Stored records
+ + + + + + +

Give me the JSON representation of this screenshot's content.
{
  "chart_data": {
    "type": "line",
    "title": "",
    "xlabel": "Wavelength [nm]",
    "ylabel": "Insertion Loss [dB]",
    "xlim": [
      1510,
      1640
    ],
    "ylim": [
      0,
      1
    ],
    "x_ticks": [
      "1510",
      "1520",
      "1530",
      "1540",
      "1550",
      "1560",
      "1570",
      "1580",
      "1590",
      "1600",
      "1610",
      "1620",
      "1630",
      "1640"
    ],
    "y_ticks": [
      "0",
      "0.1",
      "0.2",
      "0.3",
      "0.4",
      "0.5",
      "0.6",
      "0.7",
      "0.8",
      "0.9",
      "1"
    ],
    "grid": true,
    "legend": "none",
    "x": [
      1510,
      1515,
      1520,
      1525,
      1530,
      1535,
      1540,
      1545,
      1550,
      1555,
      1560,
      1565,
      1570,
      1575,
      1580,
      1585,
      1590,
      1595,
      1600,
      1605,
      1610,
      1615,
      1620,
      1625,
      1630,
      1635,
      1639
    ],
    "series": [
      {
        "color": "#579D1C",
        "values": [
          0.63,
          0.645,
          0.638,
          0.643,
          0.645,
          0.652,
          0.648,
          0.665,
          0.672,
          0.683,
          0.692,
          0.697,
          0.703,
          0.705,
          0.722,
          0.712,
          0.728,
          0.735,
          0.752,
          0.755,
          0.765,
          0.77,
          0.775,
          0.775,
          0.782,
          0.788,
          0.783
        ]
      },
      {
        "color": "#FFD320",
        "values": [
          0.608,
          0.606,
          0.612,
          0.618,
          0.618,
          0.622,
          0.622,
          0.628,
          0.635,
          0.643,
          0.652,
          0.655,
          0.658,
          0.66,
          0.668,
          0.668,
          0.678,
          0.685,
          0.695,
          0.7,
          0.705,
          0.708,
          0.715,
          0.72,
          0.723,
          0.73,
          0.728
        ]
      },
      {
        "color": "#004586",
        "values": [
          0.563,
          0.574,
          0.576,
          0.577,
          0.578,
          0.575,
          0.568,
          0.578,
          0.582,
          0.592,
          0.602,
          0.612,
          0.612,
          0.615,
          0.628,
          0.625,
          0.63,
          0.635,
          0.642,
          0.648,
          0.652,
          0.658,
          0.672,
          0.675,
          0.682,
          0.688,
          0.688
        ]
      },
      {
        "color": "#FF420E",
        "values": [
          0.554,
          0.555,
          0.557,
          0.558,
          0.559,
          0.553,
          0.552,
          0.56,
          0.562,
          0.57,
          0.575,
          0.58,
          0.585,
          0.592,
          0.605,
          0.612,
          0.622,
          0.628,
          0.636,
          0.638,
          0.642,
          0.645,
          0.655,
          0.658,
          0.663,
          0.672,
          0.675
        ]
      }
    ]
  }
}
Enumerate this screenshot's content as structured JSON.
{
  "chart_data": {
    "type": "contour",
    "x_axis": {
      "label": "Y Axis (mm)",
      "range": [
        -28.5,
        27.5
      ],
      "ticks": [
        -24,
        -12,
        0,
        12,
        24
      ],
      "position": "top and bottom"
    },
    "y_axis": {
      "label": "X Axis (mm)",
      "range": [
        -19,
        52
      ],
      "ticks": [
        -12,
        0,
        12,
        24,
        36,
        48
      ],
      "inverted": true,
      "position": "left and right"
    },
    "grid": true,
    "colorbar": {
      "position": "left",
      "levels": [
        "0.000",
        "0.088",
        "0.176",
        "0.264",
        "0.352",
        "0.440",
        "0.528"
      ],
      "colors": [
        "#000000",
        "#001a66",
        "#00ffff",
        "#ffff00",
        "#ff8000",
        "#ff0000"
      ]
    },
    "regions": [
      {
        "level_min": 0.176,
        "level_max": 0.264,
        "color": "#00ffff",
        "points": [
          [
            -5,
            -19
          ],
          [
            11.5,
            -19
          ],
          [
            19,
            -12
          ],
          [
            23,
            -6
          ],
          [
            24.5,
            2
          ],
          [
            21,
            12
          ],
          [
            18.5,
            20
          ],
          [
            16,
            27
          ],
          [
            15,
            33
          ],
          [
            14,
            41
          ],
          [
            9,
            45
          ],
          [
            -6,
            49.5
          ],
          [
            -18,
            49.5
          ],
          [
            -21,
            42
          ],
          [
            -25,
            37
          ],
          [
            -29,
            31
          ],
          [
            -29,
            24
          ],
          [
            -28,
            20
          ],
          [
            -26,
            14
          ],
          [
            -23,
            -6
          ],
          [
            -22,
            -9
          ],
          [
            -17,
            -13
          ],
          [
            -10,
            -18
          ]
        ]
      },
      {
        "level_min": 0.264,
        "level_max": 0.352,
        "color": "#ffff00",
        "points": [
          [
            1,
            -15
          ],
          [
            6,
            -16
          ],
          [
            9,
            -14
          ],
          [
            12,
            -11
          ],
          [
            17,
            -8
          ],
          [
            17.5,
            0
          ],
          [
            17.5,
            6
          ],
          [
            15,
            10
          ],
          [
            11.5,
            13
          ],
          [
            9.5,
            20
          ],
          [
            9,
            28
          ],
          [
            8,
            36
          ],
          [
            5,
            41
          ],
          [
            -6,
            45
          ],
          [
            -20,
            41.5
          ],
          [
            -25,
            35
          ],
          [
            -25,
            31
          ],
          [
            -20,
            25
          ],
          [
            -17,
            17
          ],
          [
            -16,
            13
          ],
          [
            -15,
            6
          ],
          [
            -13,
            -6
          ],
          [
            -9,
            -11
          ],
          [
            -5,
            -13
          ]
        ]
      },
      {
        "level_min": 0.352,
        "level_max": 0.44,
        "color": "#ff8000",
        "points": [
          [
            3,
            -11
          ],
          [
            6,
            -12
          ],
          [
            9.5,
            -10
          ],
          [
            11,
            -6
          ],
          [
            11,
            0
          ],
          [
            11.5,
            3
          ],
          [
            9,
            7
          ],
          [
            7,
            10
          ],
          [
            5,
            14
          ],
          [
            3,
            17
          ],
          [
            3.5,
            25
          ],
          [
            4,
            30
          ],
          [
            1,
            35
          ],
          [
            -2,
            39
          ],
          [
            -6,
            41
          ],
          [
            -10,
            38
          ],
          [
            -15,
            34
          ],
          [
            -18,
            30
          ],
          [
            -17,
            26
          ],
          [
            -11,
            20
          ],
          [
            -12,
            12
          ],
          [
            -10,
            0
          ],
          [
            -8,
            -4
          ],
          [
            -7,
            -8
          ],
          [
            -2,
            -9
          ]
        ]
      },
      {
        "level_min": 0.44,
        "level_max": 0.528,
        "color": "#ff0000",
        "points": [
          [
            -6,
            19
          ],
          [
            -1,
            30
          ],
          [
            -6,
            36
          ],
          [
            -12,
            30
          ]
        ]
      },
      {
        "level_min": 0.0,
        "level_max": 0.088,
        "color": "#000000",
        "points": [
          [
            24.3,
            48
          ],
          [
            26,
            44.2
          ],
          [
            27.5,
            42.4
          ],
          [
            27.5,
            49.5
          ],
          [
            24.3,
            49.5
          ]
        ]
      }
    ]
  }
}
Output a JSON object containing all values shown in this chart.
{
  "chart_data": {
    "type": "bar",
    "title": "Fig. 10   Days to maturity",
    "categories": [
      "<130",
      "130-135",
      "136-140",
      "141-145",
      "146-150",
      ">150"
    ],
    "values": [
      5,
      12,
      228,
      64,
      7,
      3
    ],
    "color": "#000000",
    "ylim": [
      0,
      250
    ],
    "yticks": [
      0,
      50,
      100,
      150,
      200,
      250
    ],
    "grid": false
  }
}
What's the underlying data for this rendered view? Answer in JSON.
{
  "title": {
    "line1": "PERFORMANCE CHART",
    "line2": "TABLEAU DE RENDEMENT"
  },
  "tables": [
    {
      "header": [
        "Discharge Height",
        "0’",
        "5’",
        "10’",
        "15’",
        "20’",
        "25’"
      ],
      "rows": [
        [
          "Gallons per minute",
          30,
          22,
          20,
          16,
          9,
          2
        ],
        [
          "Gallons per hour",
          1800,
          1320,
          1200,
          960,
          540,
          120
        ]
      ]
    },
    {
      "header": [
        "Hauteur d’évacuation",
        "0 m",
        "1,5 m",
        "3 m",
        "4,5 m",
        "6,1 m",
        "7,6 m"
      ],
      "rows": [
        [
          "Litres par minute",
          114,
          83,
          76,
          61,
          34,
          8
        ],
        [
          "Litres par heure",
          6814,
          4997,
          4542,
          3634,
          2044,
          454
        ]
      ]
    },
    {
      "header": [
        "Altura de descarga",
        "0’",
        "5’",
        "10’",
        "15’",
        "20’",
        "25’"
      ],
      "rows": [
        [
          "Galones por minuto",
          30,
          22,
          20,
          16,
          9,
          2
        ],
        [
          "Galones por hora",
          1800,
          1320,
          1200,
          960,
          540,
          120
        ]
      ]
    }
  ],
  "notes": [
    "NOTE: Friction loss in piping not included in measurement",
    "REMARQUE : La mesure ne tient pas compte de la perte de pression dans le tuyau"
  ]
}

+ + + + + + +

* Task description
Which lines hold the word "Gallons"? Return all of them from the records above.

* Problem solution
          "Gallons per minute",
          "Gallons per hour",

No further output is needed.